**TASK:** Convert each of the records below into a JSON array of strings with one string per line, leaving out blank lines.

Listings of layout items with boxes
*****
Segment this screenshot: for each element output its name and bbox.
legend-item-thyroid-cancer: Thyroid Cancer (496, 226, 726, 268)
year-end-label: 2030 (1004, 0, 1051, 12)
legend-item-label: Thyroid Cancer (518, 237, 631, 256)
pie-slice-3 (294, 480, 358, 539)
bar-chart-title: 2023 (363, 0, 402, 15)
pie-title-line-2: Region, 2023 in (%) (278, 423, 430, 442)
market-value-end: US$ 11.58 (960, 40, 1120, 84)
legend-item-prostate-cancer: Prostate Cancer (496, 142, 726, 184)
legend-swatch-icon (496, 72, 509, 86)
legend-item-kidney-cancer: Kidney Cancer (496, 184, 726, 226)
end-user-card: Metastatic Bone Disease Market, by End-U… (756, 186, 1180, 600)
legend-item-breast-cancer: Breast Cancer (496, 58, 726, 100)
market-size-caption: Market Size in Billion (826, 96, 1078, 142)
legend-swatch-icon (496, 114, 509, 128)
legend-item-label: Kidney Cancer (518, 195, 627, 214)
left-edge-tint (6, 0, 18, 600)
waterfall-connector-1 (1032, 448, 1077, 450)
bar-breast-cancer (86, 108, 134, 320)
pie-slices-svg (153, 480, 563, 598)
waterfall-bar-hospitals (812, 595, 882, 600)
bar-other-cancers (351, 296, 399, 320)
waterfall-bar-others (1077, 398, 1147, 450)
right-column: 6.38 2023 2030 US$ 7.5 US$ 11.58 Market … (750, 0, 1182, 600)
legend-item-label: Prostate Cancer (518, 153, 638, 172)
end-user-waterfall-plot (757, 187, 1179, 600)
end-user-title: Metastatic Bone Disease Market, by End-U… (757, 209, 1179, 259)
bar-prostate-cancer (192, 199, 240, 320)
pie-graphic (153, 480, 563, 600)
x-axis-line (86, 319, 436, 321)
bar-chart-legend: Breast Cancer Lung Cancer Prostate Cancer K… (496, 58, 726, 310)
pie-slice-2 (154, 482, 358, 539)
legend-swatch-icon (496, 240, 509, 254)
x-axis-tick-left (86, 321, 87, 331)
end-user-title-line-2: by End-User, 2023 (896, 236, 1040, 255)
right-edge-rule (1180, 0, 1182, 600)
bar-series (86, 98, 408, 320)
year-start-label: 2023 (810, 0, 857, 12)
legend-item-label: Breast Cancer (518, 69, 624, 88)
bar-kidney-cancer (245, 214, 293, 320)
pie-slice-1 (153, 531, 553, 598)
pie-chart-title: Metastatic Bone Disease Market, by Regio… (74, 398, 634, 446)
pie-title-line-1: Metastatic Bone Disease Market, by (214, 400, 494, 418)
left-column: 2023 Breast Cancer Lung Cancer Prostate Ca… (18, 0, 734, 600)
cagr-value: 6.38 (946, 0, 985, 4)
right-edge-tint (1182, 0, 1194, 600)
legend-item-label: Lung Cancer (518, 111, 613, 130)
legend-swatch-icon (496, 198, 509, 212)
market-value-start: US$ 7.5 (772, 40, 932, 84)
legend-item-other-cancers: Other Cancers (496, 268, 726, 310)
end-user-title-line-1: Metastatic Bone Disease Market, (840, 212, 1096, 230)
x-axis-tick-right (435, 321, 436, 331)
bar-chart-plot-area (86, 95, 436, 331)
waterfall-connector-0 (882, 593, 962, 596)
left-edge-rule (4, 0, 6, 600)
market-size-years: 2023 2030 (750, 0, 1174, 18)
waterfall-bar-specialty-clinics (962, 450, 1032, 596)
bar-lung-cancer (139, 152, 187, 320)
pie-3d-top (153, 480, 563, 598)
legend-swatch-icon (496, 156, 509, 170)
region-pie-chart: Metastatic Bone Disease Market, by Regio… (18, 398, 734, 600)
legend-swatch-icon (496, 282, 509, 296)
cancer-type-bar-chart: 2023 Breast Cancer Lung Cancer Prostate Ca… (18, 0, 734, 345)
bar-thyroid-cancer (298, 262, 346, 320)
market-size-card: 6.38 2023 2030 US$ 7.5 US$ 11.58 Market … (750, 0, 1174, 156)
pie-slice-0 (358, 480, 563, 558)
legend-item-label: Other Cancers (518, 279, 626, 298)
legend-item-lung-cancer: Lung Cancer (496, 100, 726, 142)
*****
**TASK RESPONSE:**
[
  "Segment this screenshot: for each element output its name and bbox.",
  "legend-item-thyroid-cancer: Thyroid Cancer (496, 226, 726, 268)",
  "year-end-label: 2030 (1004, 0, 1051, 12)",
  "legend-item-label: Thyroid Cancer (518, 237, 631, 256)",
  "pie-slice-3 (294, 480, 358, 539)",
  "bar-chart-title: 2023 (363, 0, 402, 15)",
  "pie-title-line-2: Region, 2023 in (%) (278, 423, 430, 442)",
  "market-value-end: US$ 11.58 (960, 40, 1120, 84)",
  "legend-item-prostate-cancer: Prostate Cancer (496, 142, 726, 184)",
  "legend-swatch-icon (496, 72, 509, 86)",
  "legend-item-kidney-cancer: Kidney Cancer (496, 184, 726, 226)",
  "end-user-card: Metastatic Bone Disease Market, by End-U… (756, 186, 1180, 600)",
  "legend-item-breast-cancer: Breast Cancer (496, 58, 726, 100)",
  "market-size-caption: Market Size in Billion (826, 96, 1078, 142)",
  "legend-swatch-icon (496, 114, 509, 128)",
  "legend-item-label: Kidney Cancer (518, 195, 627, 214)",
  "left-edge-tint (6, 0, 18, 600)",
  "waterfall-connector-1 (1032, 448, 1077, 450)",
  "bar-breast-cancer (86, 108, 134, 320)",
  "pie-slices-svg (153, 480, 563, 598)",
  "waterfall-bar-hospitals (812, 595, 882, 600)",
  "bar-other-cancers (351, 296, 399, 320)",
  "waterfall-bar-others (1077, 398, 1147, 450)",
  "right-column: 6.38 2023 2030 US$ 7.5 US$ 11.58 Market … (750, 0, 1182, 600)",
  "legend-item-label: Prostate Cancer (518, 153, 638, 172)",
  "end-user-waterfall-plot (757, 187, 1179, 600)",
  "end-user-title: Metastatic Bone Disease Market, by End-U… (757, 209, 1179, 259)",
  "bar-prostate-cancer (192, 199, 240, 320)",
  "pie-graphic (153, 480, 563, 600)",
  "x-axis-line (86, 319, 436, 321)",
  "bar-chart-legend: Breast Cancer Lung Cancer Prostate Cancer K… (496, 58, 726, 310)",
  "pie-slice-2 (154, 482, 358, 539)",
  "legend-swatch-icon (496, 240, 509, 254)",
  "x-axis-tick-left (86, 321, 87, 331)",
  "end-user-title-line-2: by End-User, 2023 (896, 236, 1040, 255)",
  "right-edge-rule (1180, 0, 1182, 600)",
  "bar-series (86, 98, 408, 320)",
  "year-start-label: 2023 (810, 0, 857, 12)",
  "legend-item-label: Breast Cancer (518, 69, 624, 88)",
  "bar-kidney-cancer (245, 214, 293, 320)",
  "pie-slice-1 (153, 531, 553, 598)",
  "pie-chart-title: Metastatic Bone Disease Market, by Regio… (74, 398, 634, 446)",
  "pie-title-line-1: Metastatic Bone Disease Market, by (214, 400, 494, 418)",
  "left-column: 2023 Breast Cancer Lung Cancer Prostate Ca… (18, 0, 734, 600)",
  "cagr-value: 6.38 (946, 0, 985, 4)",
  "right-edge-tint (1182, 0, 1194, 600)",
  "legend-item-label: Lung Cancer (518, 111, 613, 130)",
  "legend-swatch-icon (496, 198, 509, 212)",
  "market-value-start: US$ 7.5 (772, 40, 932, 84)",
  "legend-item-other-cancers: Other Cancers (496, 268, 726, 310)",
  "end-user-title-line-1: Metastatic Bone Disease Market, (840, 212, 1096, 230)",
  "x-axis-tick-right (435, 321, 436, 331)",
  "bar-chart-plot-area (86, 95, 436, 331)",
  "waterfall-connector-0 (882, 593, 962, 596)",
  "left-edge-rule (4, 0, 6, 600)",
  "market-size-years: 2023 2030 (750, 0, 1174, 18)",
  "waterfall-bar-specialty-clinics (962, 450, 1032, 596)",
  "bar-lung-cancer (139, 152, 187, 320)",
  "pie-3d-top (153, 480, 563, 598)",
  "legend-swatch-icon (496, 156, 509, 170)",
  "region-pie-chart: Metastatic Bone Disease Market, by Regio… (18, 398, 734, 600)",
  "legend-swatch-icon (496, 282, 509, 296)",
  "cancer-type-bar-chart: 2023 Breast Cancer Lung Cancer Prostate Ca… (18, 0, 734, 345)",
  "bar-thyroid-cancer (298, 262, 346, 320)",
  "market-size-card: 6.38 2023 2030 US$ 7.5 US$ 11.58 Market … (750, 0, 1174, 156)",
  "pie-slice-0 (358, 480, 563, 558)",
  "legend-item-label: Other Cancers (518, 279, 626, 298)",
  "legend-item-lung-cancer: Lung Cancer (496, 100, 726, 142)"
]